Set exercise » Your task is to transcribe all of the data below exactly, omitting the images.

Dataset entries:
- - - -
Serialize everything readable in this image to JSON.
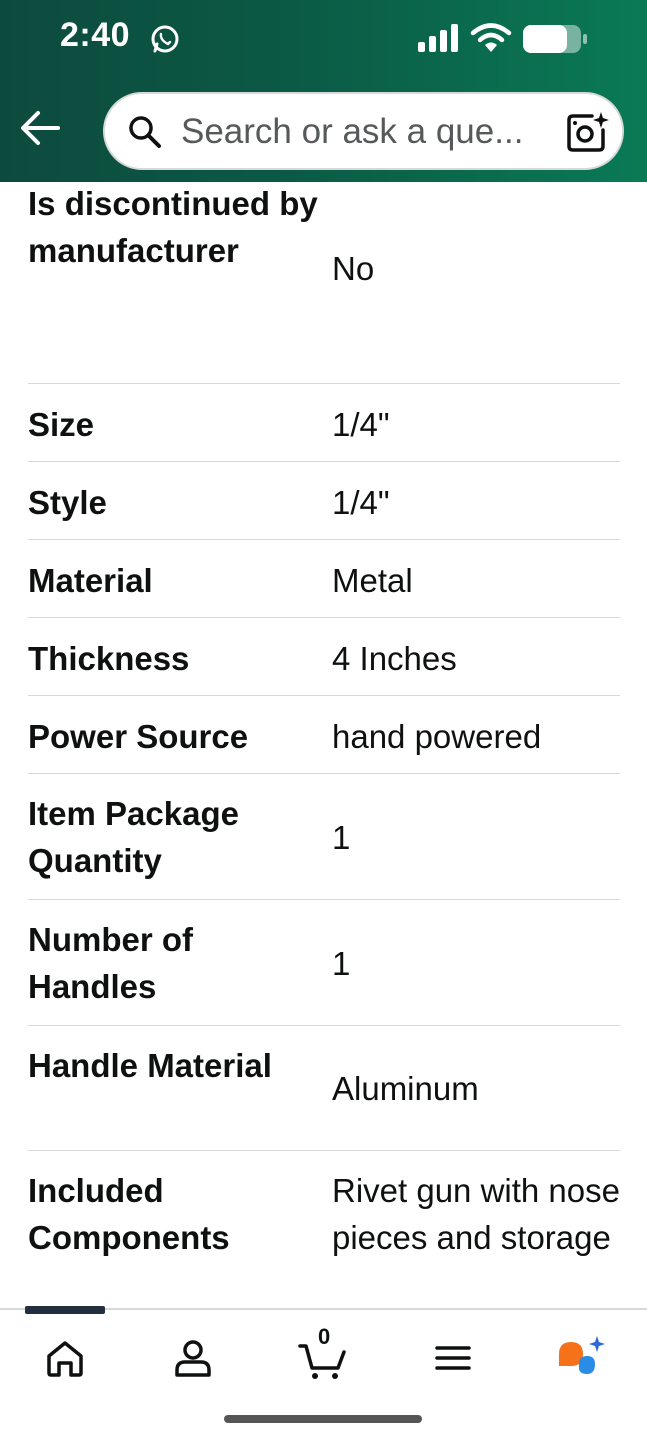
{
  "status_bar": {
    "time": "2:40"
  },
  "header": {
    "search_placeholder": "Search or ask a que..."
  },
  "details": [
    {
      "label": "Is discontinued by manufacturer",
      "value": "No"
    },
    {
      "label": "Size",
      "value": "1/4\""
    },
    {
      "label": "Style",
      "value": "1/4\""
    },
    {
      "label": "Material",
      "value": "Metal"
    },
    {
      "label": "Thickness",
      "value": "4 Inches"
    },
    {
      "label": "Power Source",
      "value": "hand powered"
    },
    {
      "label": "Item Package Quantity",
      "value": "1"
    },
    {
      "label": "Number of Handles",
      "value": "1"
    },
    {
      "label": "Handle Material",
      "value": "Aluminum"
    },
    {
      "label": "Included Components",
      "value": "Rivet gun with nose pieces and storage"
    }
  ],
  "bottom_nav": {
    "items": [
      "home-icon",
      "account-icon",
      "cart-icon",
      "menu-icon",
      "rufus-icon"
    ],
    "cart_count": "0"
  },
  "colors": {
    "header_start": "#0d4a3e",
    "header_end": "#0a7a55",
    "rufus_orange": "#f5721b",
    "rufus_blue": "#2b8ce6"
  }
}
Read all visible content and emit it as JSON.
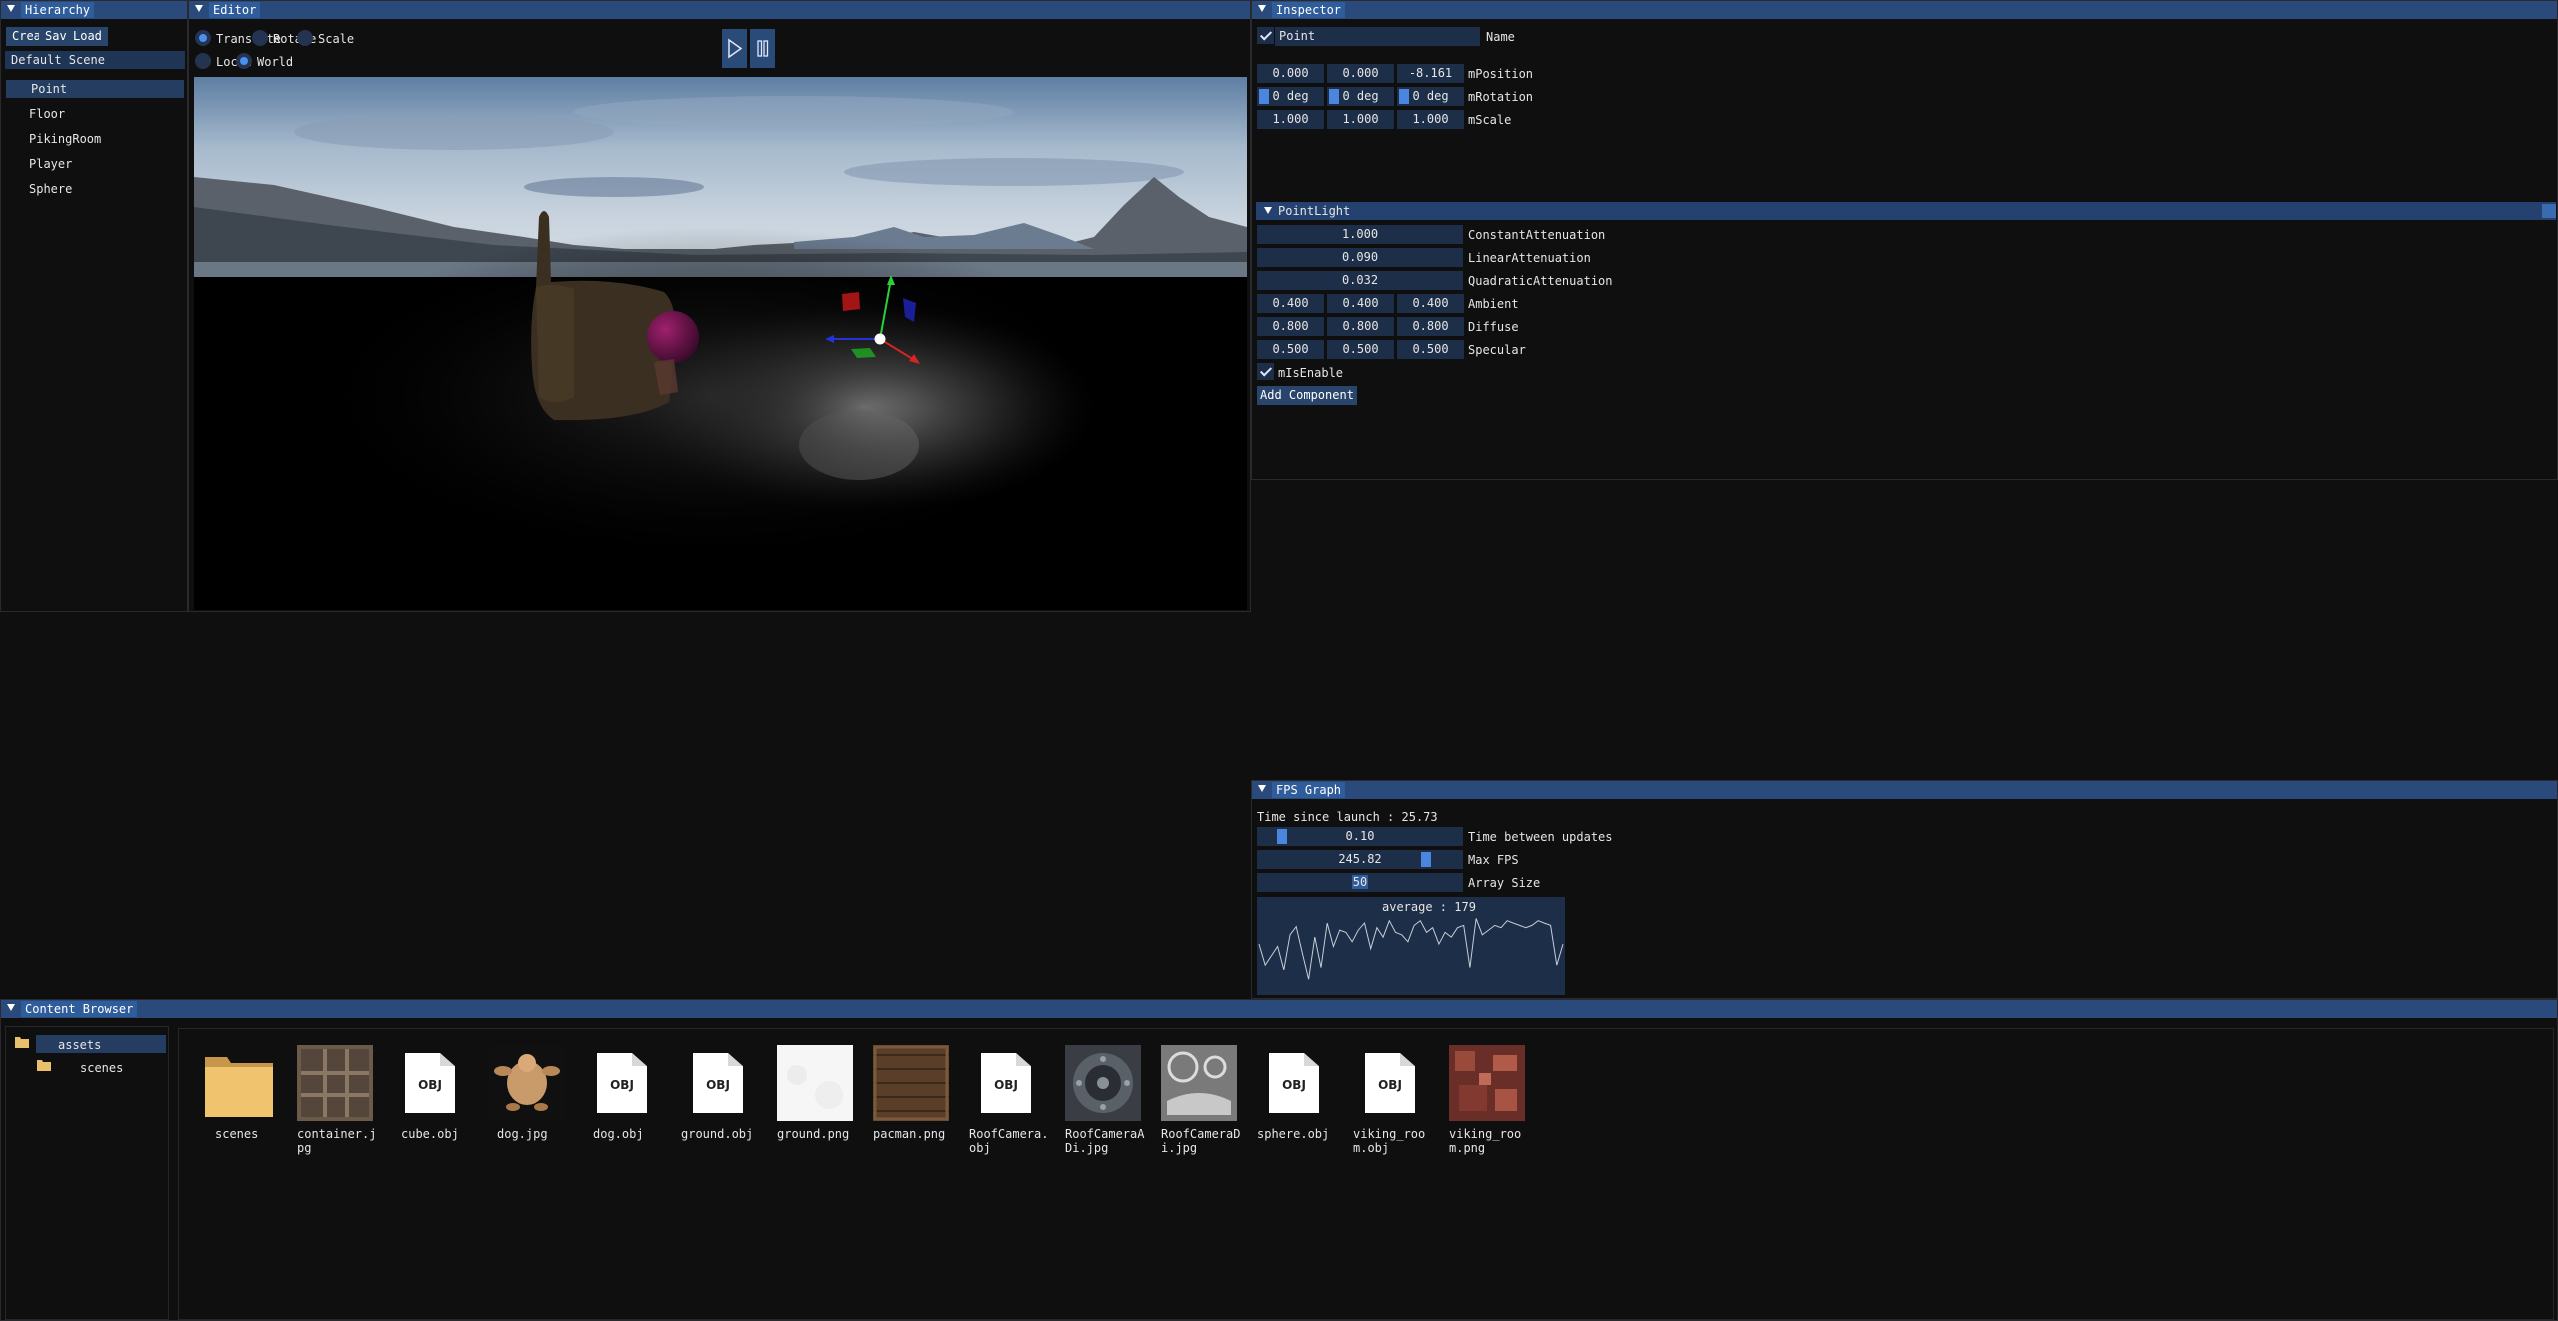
{
  "hierarchy": {
    "title": "Hierarchy",
    "create": "Create",
    "save": "Save",
    "load": "Load",
    "scene": "Default Scene",
    "items": [
      "Point",
      "Floor",
      "PikingRoom",
      "Player",
      "Sphere"
    ],
    "selected": "Point"
  },
  "editor": {
    "title": "Editor",
    "translate": "Translate",
    "rotate": "Rotate",
    "scale": "Scale",
    "local": "Local",
    "world": "World",
    "mode_selected": "Translate",
    "space_selected": "World"
  },
  "inspector": {
    "title": "Inspector",
    "name_value": "Point",
    "name_label": "Name",
    "position": [
      "0.000",
      "0.000",
      "-8.161"
    ],
    "position_label": "mPosition",
    "rotation": [
      "0 deg",
      "0 deg",
      "0 deg"
    ],
    "rotation_label": "mRotation",
    "scale": [
      "1.000",
      "1.000",
      "1.000"
    ],
    "scale_label": "mScale",
    "component_title": "PointLight",
    "constant": "1.000",
    "constant_label": "ConstantAttenuation",
    "linear": "0.090",
    "linear_label": "LinearAttenuation",
    "quadratic": "0.032",
    "quadratic_label": "QuadraticAttenuation",
    "ambient": [
      "0.400",
      "0.400",
      "0.400"
    ],
    "ambient_label": "Ambient",
    "diffuse": [
      "0.800",
      "0.800",
      "0.800"
    ],
    "diffuse_label": "Diffuse",
    "specular": [
      "0.500",
      "0.500",
      "0.500"
    ],
    "specular_label": "Specular",
    "enable_label": "mIsEnable",
    "add_component": "Add Component"
  },
  "fps": {
    "title": "FPS Graph",
    "time_since_launch": "Time since launch : 25.73",
    "update_value": "0.10",
    "update_label": "Time between updates",
    "max_fps_value": "245.82",
    "max_fps_label": "Max FPS",
    "array_size_value": "50",
    "array_size_label": "Array Size",
    "average": "average : 179",
    "samples": [
      170,
      152,
      160,
      168,
      148,
      178,
      185,
      162,
      140,
      176,
      150,
      188,
      168,
      182,
      180,
      172,
      182,
      188,
      166,
      184,
      176,
      190,
      180,
      178,
      172,
      186,
      190,
      180,
      184,
      170,
      180,
      176,
      184,
      186,
      150,
      192,
      178,
      182,
      186,
      184,
      190,
      188,
      186,
      184,
      186,
      190,
      188,
      186,
      152,
      170
    ]
  },
  "content": {
    "title": "Content Browser",
    "tree_assets": "assets",
    "tree_scenes": "scenes",
    "files": [
      {
        "name": "scenes",
        "kind": "folder"
      },
      {
        "name": "container.jpg",
        "kind": "container"
      },
      {
        "name": "cube.obj",
        "kind": "obj"
      },
      {
        "name": "dog.jpg",
        "kind": "dog"
      },
      {
        "name": "dog.obj",
        "kind": "obj"
      },
      {
        "name": "ground.obj",
        "kind": "obj"
      },
      {
        "name": "ground.png",
        "kind": "ground"
      },
      {
        "name": "pacman.png",
        "kind": "pacman"
      },
      {
        "name": "RoofCamera.obj",
        "kind": "obj"
      },
      {
        "name": "RoofCameraADi.jpg",
        "kind": "roofa"
      },
      {
        "name": "RoofCameraDi.jpg",
        "kind": "roofd"
      },
      {
        "name": "sphere.obj",
        "kind": "obj"
      },
      {
        "name": "viking_room.obj",
        "kind": "obj"
      },
      {
        "name": "viking_room.png",
        "kind": "viking"
      }
    ],
    "obj_glyph": "OBJ"
  },
  "colors": {
    "title_bar": "#294a7a",
    "accent": "#4a90f0",
    "field": "#1d2e48"
  }
}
- - - -
Exercise response »
Serialize everything readable in this image to JSON.
{
  "status_bar": {
    "time": "2:40"
  },
  "header": {
    "search_placeholder": "Search or ask a que..."
  },
  "details": [
    {
      "label": "Is discontinued by manufacturer",
      "value": "No"
    },
    {
      "label": "Size",
      "value": "1/4\""
    },
    {
      "label": "Style",
      "value": "1/4\""
    },
    {
      "label": "Material",
      "value": "Metal"
    },
    {
      "label": "Thickness",
      "value": "4 Inches"
    },
    {
      "label": "Power Source",
      "value": "hand powered"
    },
    {
      "label": "Item Package Quantity",
      "value": "1"
    },
    {
      "label": "Number of Handles",
      "value": "1"
    },
    {
      "label": "Handle Material",
      "value": "Aluminum"
    },
    {
      "label": "Included Components",
      "value": "Rivet gun with nose pieces and storage"
    }
  ],
  "bottom_nav": {
    "items": [
      "home-icon",
      "account-icon",
      "cart-icon",
      "menu-icon",
      "rufus-icon"
    ],
    "cart_count": "0"
  },
  "colors": {
    "header_start": "#0d4a3e",
    "header_end": "#0a7a55",
    "rufus_orange": "#f5721b",
    "rufus_blue": "#2b8ce6"
  }
}
Read all visible content and emit it as JSON.
{
  "hierarchy": {
    "title": "Hierarchy",
    "create": "Create",
    "save": "Save",
    "load": "Load",
    "scene": "Default Scene",
    "items": [
      "Point",
      "Floor",
      "PikingRoom",
      "Player",
      "Sphere"
    ],
    "selected": "Point"
  },
  "editor": {
    "title": "Editor",
    "translate": "Translate",
    "rotate": "Rotate",
    "scale": "Scale",
    "local": "Local",
    "world": "World",
    "mode_selected": "Translate",
    "space_selected": "World"
  },
  "inspector": {
    "title": "Inspector",
    "name_value": "Point",
    "name_label": "Name",
    "position": [
      "0.000",
      "0.000",
      "-8.161"
    ],
    "position_label": "mPosition",
    "rotation": [
      "0 deg",
      "0 deg",
      "0 deg"
    ],
    "rotation_label": "mRotation",
    "scale": [
      "1.000",
      "1.000",
      "1.000"
    ],
    "scale_label": "mScale",
    "component_title": "PointLight",
    "constant": "1.000",
    "constant_label": "ConstantAttenuation",
    "linear": "0.090",
    "linear_label": "LinearAttenuation",
    "quadratic": "0.032",
    "quadratic_label": "QuadraticAttenuation",
    "ambient": [
      "0.400",
      "0.400",
      "0.400"
    ],
    "ambient_label": "Ambient",
    "diffuse": [
      "0.800",
      "0.800",
      "0.800"
    ],
    "diffuse_label": "Diffuse",
    "specular": [
      "0.500",
      "0.500",
      "0.500"
    ],
    "specular_label": "Specular",
    "enable_label": "mIsEnable",
    "add_component": "Add Component"
  },
  "fps": {
    "title": "FPS Graph",
    "time_since_launch": "Time since launch : 25.73",
    "update_value": "0.10",
    "update_label": "Time between updates",
    "max_fps_value": "245.82",
    "max_fps_label": "Max FPS",
    "array_size_value": "50",
    "array_size_label": "Array Size",
    "average": "average : 179",
    "samples": [
      170,
      152,
      160,
      168,
      148,
      178,
      185,
      162,
      140,
      176,
      150,
      188,
      168,
      182,
      180,
      172,
      182,
      188,
      166,
      184,
      176,
      190,
      180,
      178,
      172,
      186,
      190,
      180,
      184,
      170,
      180,
      176,
      184,
      186,
      150,
      192,
      178,
      182,
      186,
      184,
      190,
      188,
      186,
      184,
      186,
      190,
      188,
      186,
      152,
      170
    ]
  },
  "content": {
    "title": "Content Browser",
    "tree_assets": "assets",
    "tree_scenes": "scenes",
    "files": [
      {
        "name": "scenes",
        "kind": "folder"
      },
      {
        "name": "container.jpg",
        "kind": "container"
      },
      {
        "name": "cube.obj",
        "kind": "obj"
      },
      {
        "name": "dog.jpg",
        "kind": "dog"
      },
      {
        "name": "dog.obj",
        "kind": "obj"
      },
      {
        "name": "ground.obj",
        "kind": "obj"
      },
      {
        "name": "ground.png",
        "kind": "ground"
      },
      {
        "name": "pacman.png",
        "kind": "pacman"
      },
      {
        "name": "RoofCamera.obj",
        "kind": "obj"
      },
      {
        "name": "RoofCameraADi.jpg",
        "kind": "roofa"
      },
      {
        "name": "RoofCameraDi.jpg",
        "kind": "roofd"
      },
      {
        "name": "sphere.obj",
        "kind": "obj"
      },
      {
        "name": "viking_room.obj",
        "kind": "obj"
      },
      {
        "name": "viking_room.png",
        "kind": "viking"
      }
    ],
    "obj_glyph": "OBJ"
  },
  "colors": {
    "title_bar": "#294a7a",
    "accent": "#4a90f0",
    "field": "#1d2e48"
  }
}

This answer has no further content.